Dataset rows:
#####
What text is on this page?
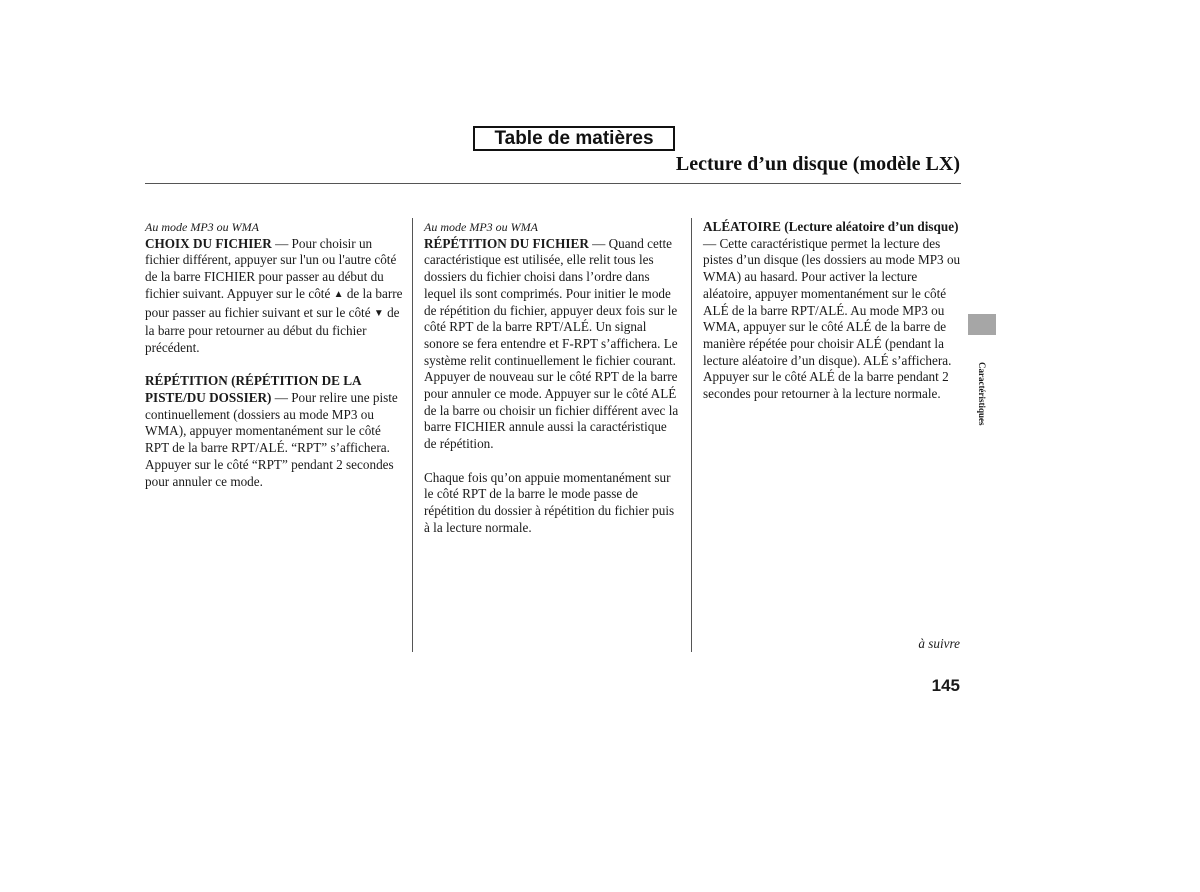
Table de matières
Lecture d’un disque (modèle LX)

Au mode MP3 ou WMA
CHOIX DU FICHIER — Pour choisir un fichier différent, appuyer sur l'un ou l'autre côté de la barre FICHIER pour passer au début du fichier suivant. Appuyer sur le côté ▲ de la barre pour passer au fichier suivant et sur le côté ▼ de la barre pour retourner au début du fichier précédent.

RÉPÉTITION (RÉPÉTITION DE LA PISTE/DU DOSSIER) — Pour relire une piste continuellement (dossiers au mode MP3 ou WMA), appuyer momentanément sur le côté RPT de la barre RPT/ALÉ. “RPT” s’affichera. Appuyer sur le côté “RPT” pendant 2 secondes pour annuler ce mode.

Au mode MP3 ou WMA
RÉPÉTITION DU FICHIER — Quand cette caractéristique est utilisée, elle relit tous les dossiers du fichier choisi dans l’ordre dans lequel ils sont comprimés. Pour initier le mode de répétition du fichier, appuyer deux fois sur le côté RPT de la barre RPT/ALÉ. Un signal sonore se fera entendre et F-RPT s’affichera. Le système relit continuellement le fichier courant. Appuyer de nouveau sur le côté RPT de la barre pour annuler ce mode. Appuyer sur le côté ALÉ de la barre ou choisir un fichier différent avec la barre FICHIER annule aussi la caractéristique de répétition.

Chaque fois qu’on appuie momentanément sur le côté RPT de la barre le mode passe de répétition du dossier à répétition du fichier puis à la lecture normale.

ALÉATOIRE (Lecture aléatoire d’un disque) — Cette caractéristique permet la lecture des pistes d’un disque (les dossiers au mode MP3 ou WMA) au hasard. Pour activer la lecture aléatoire, appuyer momentanément sur le côté ALÉ de la barre RPT/ALÉ. Au mode MP3 ou WMA, appuyer sur le côté ALÉ de la barre de manière répétée pour choisir ALÉ (pendant la lecture aléatoire d’un disque). ALÉ s’affichera. Appuyer sur le côté ALÉ de la barre pendant 2 secondes pour retourner à la lecture normale.	Caractéristiques
à suivre
145
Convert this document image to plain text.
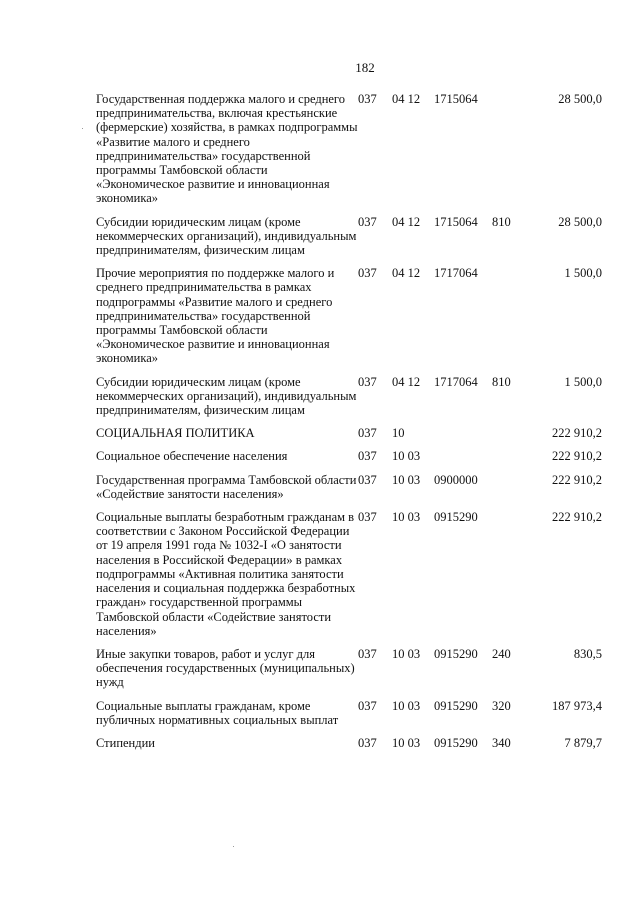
182
Государственная поддержка малого и среднего предпринимательства, включая крестьянские (фермерские) хозяйства, в рамках подпрограммы «Развитие малого и среднего предпринимательства» государственной программы Тамбовской области «Экономическое развитие и инновационная экономика»	037	04 12	1715064		28 500,0
Субсидии юридическим лицам (кроме некоммерческих организаций), индивидуальным предпринимателям, физическим лицам	037	04 12	1715064	810	28 500,0
Прочие мероприятия по поддержке малого и среднего предпринимательства в рамках подпрограммы «Развитие малого и среднего предпринимательства» государственной программы Тамбовской области «Экономическое развитие и инновационная экономика»	037	04 12	1717064		1 500,0
Субсидии юридическим лицам (кроме некоммерческих организаций), индивидуальным предпринимателям, физическим лицам	037	04 12	1717064	810	1 500,0
СОЦИАЛЬНАЯ ПОЛИТИКА	037	10			222 910,2
Социальное обеспечение населения	037	10 03			222 910,2
Государственная программа Тамбовской области «Содействие занятости населения»	037	10 03	0900000		222 910,2
Социальные выплаты безработным гражданам в соответствии с Законом Российской Федерации от 19 апреля 1991 года № 1032-I «О занятости населения в Российской Федерации» в рамках подпрограммы «Активная политика занятости населения и социальная поддержка безработных граждан» государственной программы Тамбовской области «Содействие занятости населения»	037	10 03	0915290		222 910,2
Иные закупки товаров, работ и услуг для обеспечения государственных (муниципальных) нужд	037	10 03	0915290	240	830,5
Социальные выплаты гражданам, кроме публичных нормативных социальных выплат	037	10 03	0915290	320	187 973,4
Стипендии	037	10 03	0915290	340	7 879,7
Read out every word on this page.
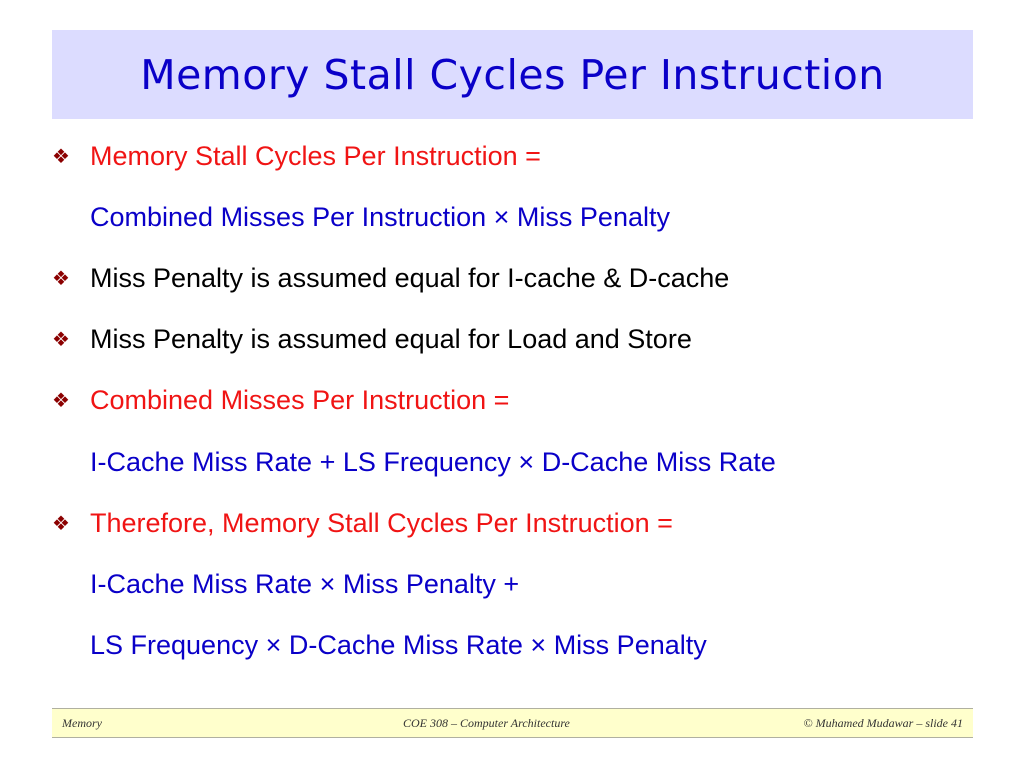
Memory Stall Cycles Per Instruction
❖ Memory Stall Cycles Per Instruction =
Combined Misses Per Instruction × Miss Penalty
❖ Miss Penalty is assumed equal for I-cache & D-cache
❖ Miss Penalty is assumed equal for Load and Store
❖ Combined Misses Per Instruction =
I-Cache Miss Rate + LS Frequency × D-Cache Miss Rate
❖ Therefore, Memory Stall Cycles Per Instruction =
I-Cache Miss Rate × Miss Penalty +
LS Frequency × D-Cache Miss Rate × Miss Penalty
Memory	COE 308 – Computer Architecture	© Muhamed Mudawar – slide 41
#####
* **THE TASK**
Copy all the lines above that hold the string "equal".

* **ANSWER FOR THIS EXERCISE**
❖ Miss Penalty is assumed equal for I-cache & D-cache
❖ Miss Penalty is assumed equal for Load and Store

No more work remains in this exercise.